══ The input

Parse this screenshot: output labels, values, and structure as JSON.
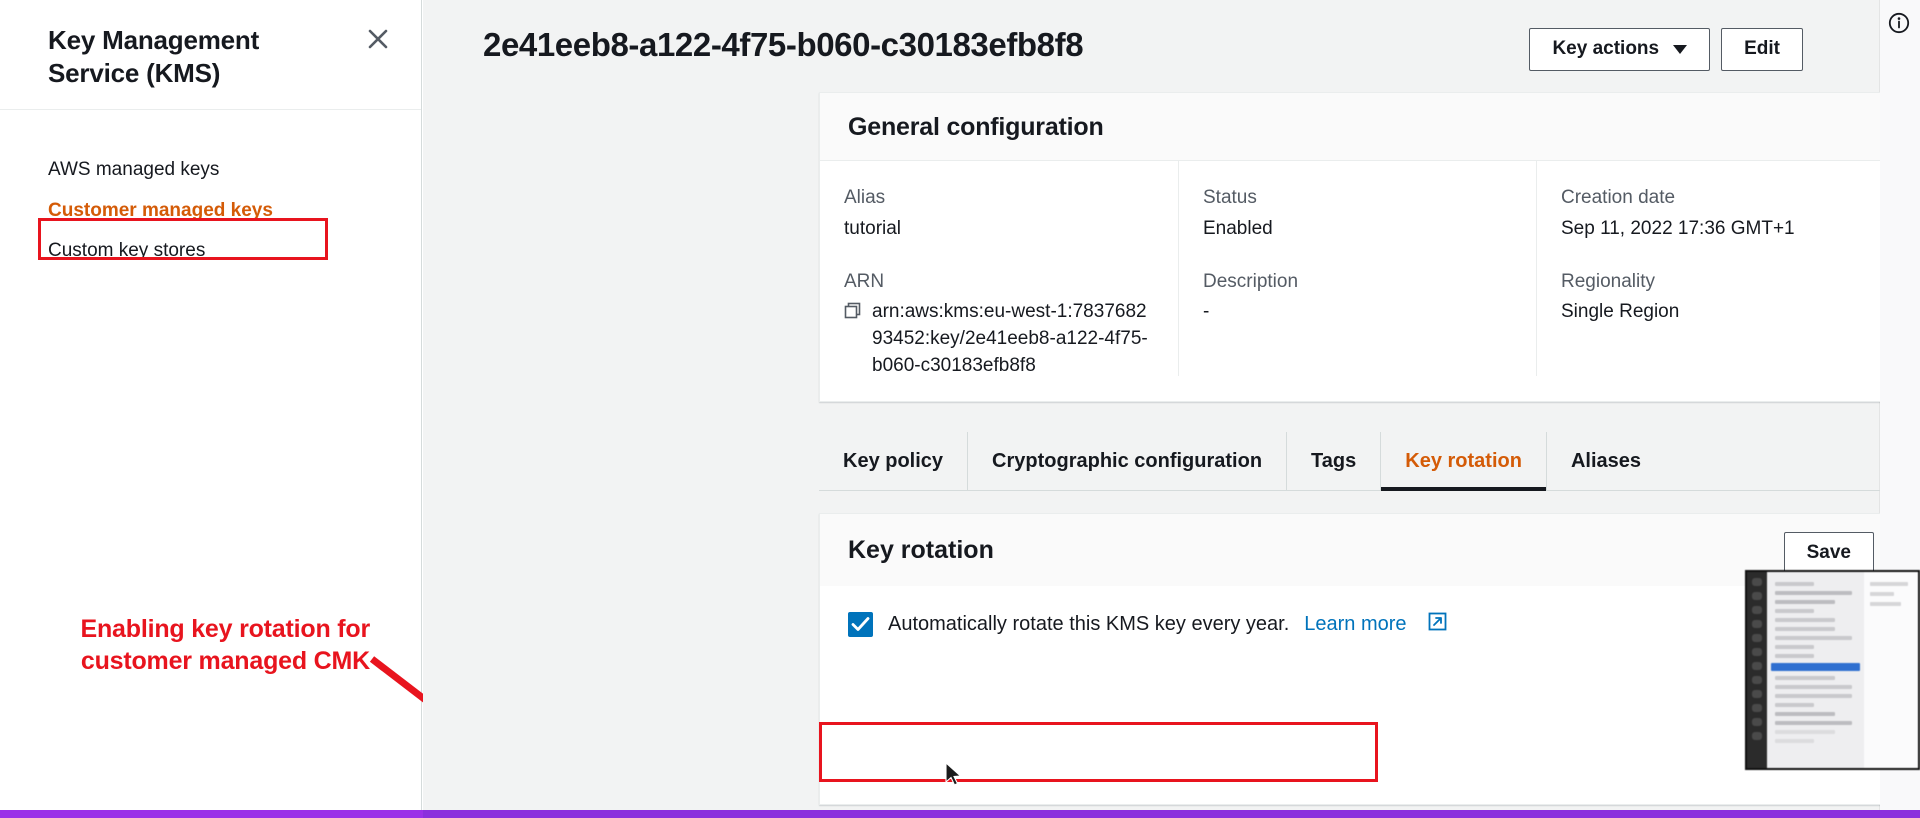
{
  "help_panel": {
    "title": "Key Management Service (KMS)",
    "close_icon": "close-icon",
    "nav_items": [
      {
        "label": "AWS managed keys",
        "selected": false
      },
      {
        "label": "Customer managed keys",
        "selected": true
      },
      {
        "label": "Custom key stores",
        "selected": false
      }
    ]
  },
  "annotation": {
    "text": "Enabling key rotation for customer managed CMK",
    "color": "#e8141e"
  },
  "header": {
    "key_id": "2e41eeb8-a122-4f75-b060-c30183efb8f8",
    "key_actions_label": "Key actions",
    "edit_label": "Edit",
    "info_icon": "info-circle-icon"
  },
  "general_configuration": {
    "heading": "General configuration",
    "fields": {
      "alias_label": "Alias",
      "alias_value": "tutorial",
      "arn_label": "ARN",
      "arn_value": "arn:aws:kms:eu-west-1:783768293452:key/2e41eeb8-a122-4f75-b060-c30183efb8f8",
      "status_label": "Status",
      "status_value": "Enabled",
      "description_label": "Description",
      "description_value": "-",
      "creation_date_label": "Creation date",
      "creation_date_value": "Sep 11, 2022 17:36 GMT+1",
      "regionality_label": "Regionality",
      "regionality_value": "Single Region"
    },
    "copy_icon": "copy-icon"
  },
  "tabs": [
    {
      "label": "Key policy",
      "active": false
    },
    {
      "label": "Cryptographic configuration",
      "active": false
    },
    {
      "label": "Tags",
      "active": false
    },
    {
      "label": "Key rotation",
      "active": true
    },
    {
      "label": "Aliases",
      "active": false
    }
  ],
  "key_rotation": {
    "heading": "Key rotation",
    "save_label": "Save",
    "checkbox_checked": true,
    "checkbox_label": "Automatically rotate this KMS key every year.",
    "learn_more_label": "Learn more",
    "external_link_icon": "external-link-icon"
  },
  "colors": {
    "accent_orange": "#d45b07",
    "annotation_red": "#e8141e",
    "link_blue": "#0073bb",
    "checkbox_blue": "#0073bb",
    "bottom_bar_purple": "#9b30e8"
  }
}
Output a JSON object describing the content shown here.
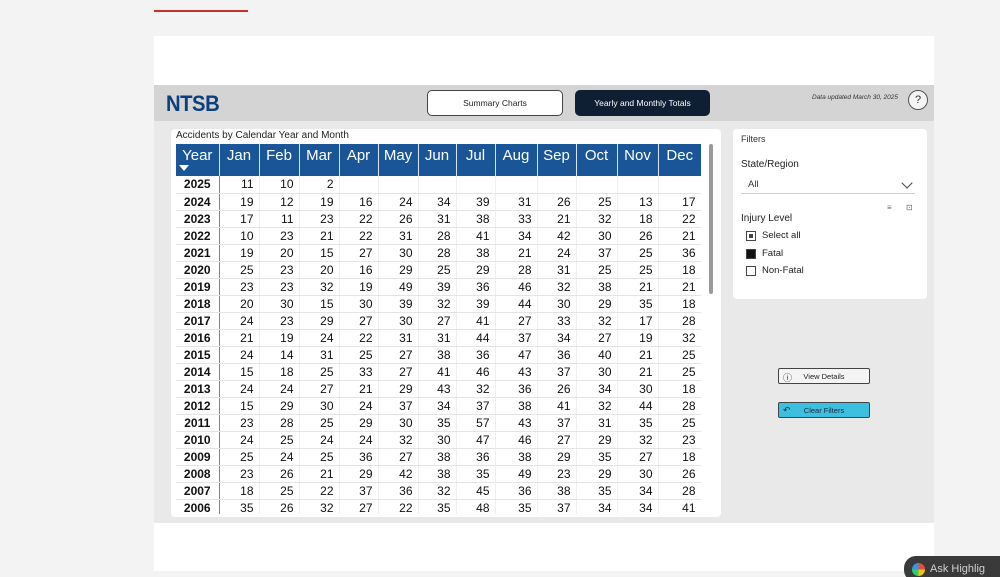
{
  "header": {
    "logo": "NTSB",
    "summary_button": "Summary Charts",
    "yearly_button": "Yearly and Monthly Totals",
    "updated_text": "Data updated March 30, 2025",
    "help_icon_glyph": "?"
  },
  "table": {
    "title": "Accidents by Calendar Year and Month",
    "columns": [
      "Year",
      "Jan",
      "Feb",
      "Mar",
      "Apr",
      "May",
      "Jun",
      "Jul",
      "Aug",
      "Sep",
      "Oct",
      "Nov",
      "Dec"
    ],
    "rows": [
      [
        "2025",
        "11",
        "10",
        "2",
        "",
        "",
        "",
        "",
        "",
        "",
        "",
        "",
        ""
      ],
      [
        "2024",
        "19",
        "12",
        "19",
        "16",
        "24",
        "34",
        "39",
        "31",
        "26",
        "25",
        "13",
        "17"
      ],
      [
        "2023",
        "17",
        "11",
        "23",
        "22",
        "26",
        "31",
        "38",
        "33",
        "21",
        "32",
        "18",
        "22"
      ],
      [
        "2022",
        "10",
        "23",
        "21",
        "22",
        "31",
        "28",
        "41",
        "34",
        "42",
        "30",
        "26",
        "21"
      ],
      [
        "2021",
        "19",
        "20",
        "15",
        "27",
        "30",
        "28",
        "38",
        "21",
        "24",
        "37",
        "25",
        "36"
      ],
      [
        "2020",
        "25",
        "23",
        "20",
        "16",
        "29",
        "25",
        "29",
        "28",
        "31",
        "25",
        "25",
        "18"
      ],
      [
        "2019",
        "23",
        "23",
        "32",
        "19",
        "49",
        "39",
        "36",
        "46",
        "32",
        "38",
        "21",
        "21"
      ],
      [
        "2018",
        "20",
        "30",
        "15",
        "30",
        "39",
        "32",
        "39",
        "44",
        "30",
        "29",
        "35",
        "18"
      ],
      [
        "2017",
        "24",
        "23",
        "29",
        "27",
        "30",
        "27",
        "41",
        "27",
        "33",
        "32",
        "17",
        "28"
      ],
      [
        "2016",
        "21",
        "19",
        "24",
        "22",
        "31",
        "31",
        "44",
        "37",
        "34",
        "27",
        "19",
        "32"
      ],
      [
        "2015",
        "24",
        "14",
        "31",
        "25",
        "27",
        "38",
        "36",
        "47",
        "36",
        "40",
        "21",
        "25"
      ],
      [
        "2014",
        "15",
        "18",
        "25",
        "33",
        "27",
        "41",
        "46",
        "43",
        "37",
        "30",
        "21",
        "25"
      ],
      [
        "2013",
        "24",
        "24",
        "27",
        "21",
        "29",
        "43",
        "32",
        "36",
        "26",
        "34",
        "30",
        "18"
      ],
      [
        "2012",
        "15",
        "29",
        "30",
        "24",
        "37",
        "34",
        "37",
        "38",
        "41",
        "32",
        "44",
        "28"
      ],
      [
        "2011",
        "23",
        "28",
        "25",
        "29",
        "30",
        "35",
        "57",
        "43",
        "37",
        "31",
        "35",
        "25"
      ],
      [
        "2010",
        "24",
        "25",
        "24",
        "24",
        "32",
        "30",
        "47",
        "46",
        "27",
        "29",
        "32",
        "23"
      ],
      [
        "2009",
        "25",
        "24",
        "25",
        "36",
        "27",
        "38",
        "36",
        "38",
        "29",
        "35",
        "27",
        "18"
      ],
      [
        "2008",
        "23",
        "26",
        "21",
        "29",
        "42",
        "38",
        "35",
        "49",
        "23",
        "29",
        "30",
        "26"
      ],
      [
        "2007",
        "18",
        "25",
        "22",
        "37",
        "36",
        "32",
        "45",
        "36",
        "38",
        "35",
        "34",
        "28"
      ],
      [
        "2006",
        "35",
        "26",
        "32",
        "27",
        "22",
        "35",
        "48",
        "35",
        "37",
        "34",
        "34",
        "41"
      ]
    ]
  },
  "filters": {
    "title": "Filters",
    "state_label": "State/Region",
    "state_value": "All",
    "injury_label": "Injury Level",
    "options": [
      {
        "label": "Select all",
        "state": "partial"
      },
      {
        "label": "Fatal",
        "state": "checked"
      },
      {
        "label": "Non-Fatal",
        "state": "unchecked"
      }
    ]
  },
  "actions": {
    "view_details": "View Details",
    "clear_filters": "Clear Filters"
  },
  "assistant": {
    "label": "Ask Highlig"
  }
}
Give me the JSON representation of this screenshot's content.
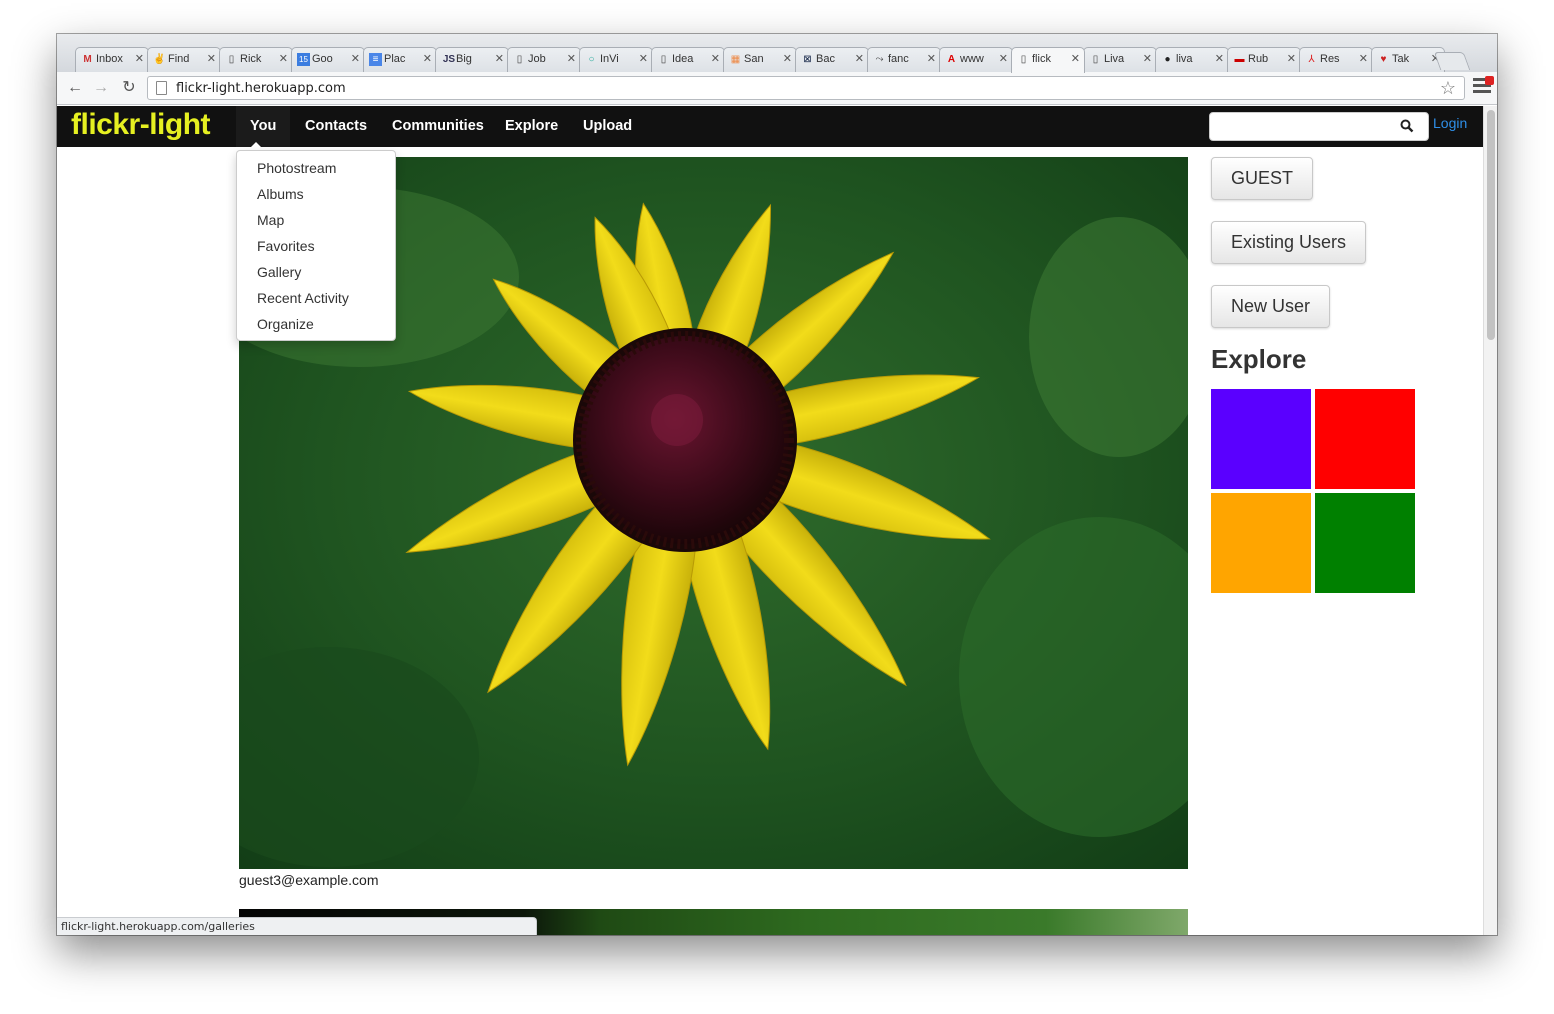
{
  "browser": {
    "tabs": [
      {
        "label": "Inbox",
        "icon": "gmail-icon",
        "glyph": "M"
      },
      {
        "label": "Find",
        "icon": "peace-icon",
        "glyph": "✌"
      },
      {
        "label": "Rick",
        "icon": "page-icon",
        "glyph": "▯"
      },
      {
        "label": "Goo",
        "icon": "calendar-icon",
        "glyph": "15"
      },
      {
        "label": "Plac",
        "icon": "docs-icon",
        "glyph": "≡"
      },
      {
        "label": "Big",
        "icon": "js-icon",
        "glyph": "JS"
      },
      {
        "label": "Job",
        "icon": "page-icon",
        "glyph": "▯"
      },
      {
        "label": "InVi",
        "icon": "circle-icon",
        "glyph": "○"
      },
      {
        "label": "Idea",
        "icon": "page-icon",
        "glyph": "▯"
      },
      {
        "label": "San",
        "icon": "windows-icon",
        "glyph": "▦"
      },
      {
        "label": "Bac",
        "icon": "logo-icon",
        "glyph": "⊠"
      },
      {
        "label": "fanc",
        "icon": "feather-icon",
        "glyph": "⤳"
      },
      {
        "label": "www",
        "icon": "adobe-icon",
        "glyph": "A"
      },
      {
        "label": "flick",
        "icon": "page-icon",
        "glyph": "▯"
      },
      {
        "label": "Liva",
        "icon": "page-icon",
        "glyph": "▯"
      },
      {
        "label": "liva",
        "icon": "github-icon",
        "glyph": "●"
      },
      {
        "label": "Rub",
        "icon": "ruby-icon",
        "glyph": "▬"
      },
      {
        "label": "Res",
        "icon": "pdf-icon",
        "glyph": "⅄"
      },
      {
        "label": "Tak",
        "icon": "apple-icon",
        "glyph": "♥"
      }
    ],
    "active_tab_index": 13,
    "url": "flickr-light.herokuapp.com",
    "status_text": "flickr-light.herokuapp.com/galleries"
  },
  "navbar": {
    "brand": "flickr-light",
    "items": [
      "You",
      "Contacts",
      "Communities",
      "Explore",
      "Upload"
    ],
    "search_value": "",
    "login": "Login"
  },
  "dropdown": {
    "items": [
      "Photostream",
      "Albums",
      "Map",
      "Favorites",
      "Gallery",
      "Recent Activity",
      "Organize"
    ]
  },
  "main": {
    "caption": "guest3@example.com"
  },
  "sidebar": {
    "buttons": [
      "GUEST",
      "Existing Users",
      "New User"
    ],
    "explore_heading": "Explore",
    "tiles": [
      "#5a00ff",
      "#ff0000",
      "#ffa500",
      "#008000"
    ]
  },
  "colors": {
    "brand": "#e6f021",
    "navbar_bg": "#111111",
    "login_link": "#2f8fe8"
  }
}
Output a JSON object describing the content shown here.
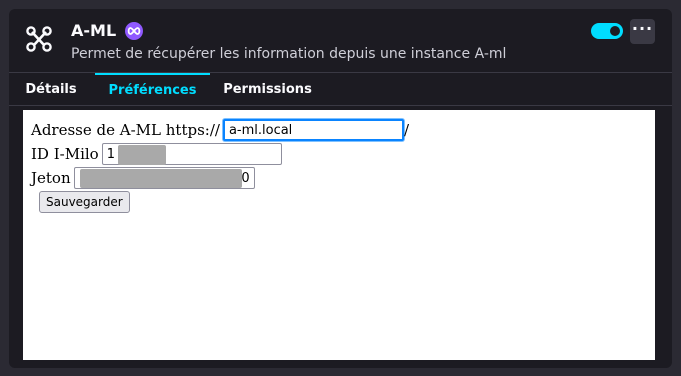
{
  "addon": {
    "title": "A-ML",
    "description": "Permet de récupérer les information depuis une instance A-ml",
    "enabled": true,
    "icon": "share-nodes-icon",
    "badge_icon": "infinity-icon",
    "more_label": "···"
  },
  "tabs": [
    {
      "label": "Détails"
    },
    {
      "label": "Préférences"
    },
    {
      "label": "Permissions"
    }
  ],
  "active_tab": "Préférences",
  "prefs": {
    "url_label": "Adresse de A-ML https://",
    "url_suffix": "/",
    "url_value": "a-ml.local",
    "id_label": "ID I-Milo",
    "id_value": "1",
    "token_label": "Jeton",
    "token_value": "0",
    "save_label": "Sauvegarder"
  }
}
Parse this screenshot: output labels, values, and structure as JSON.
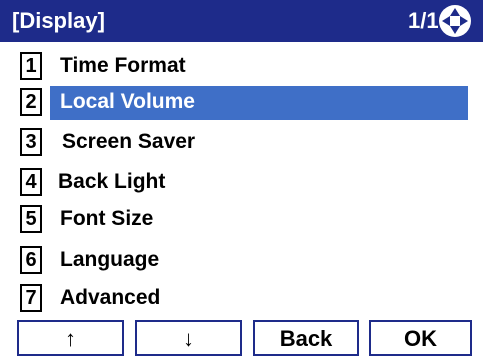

════

- _What you need to do_
Using the records given above, list every line that includes the word "managed".

- _Answer for the task_
        "label": "AWS managed keys",
        "label": "Customer managed keys",
    "text": "Enabling key rotation for customer managed CMK",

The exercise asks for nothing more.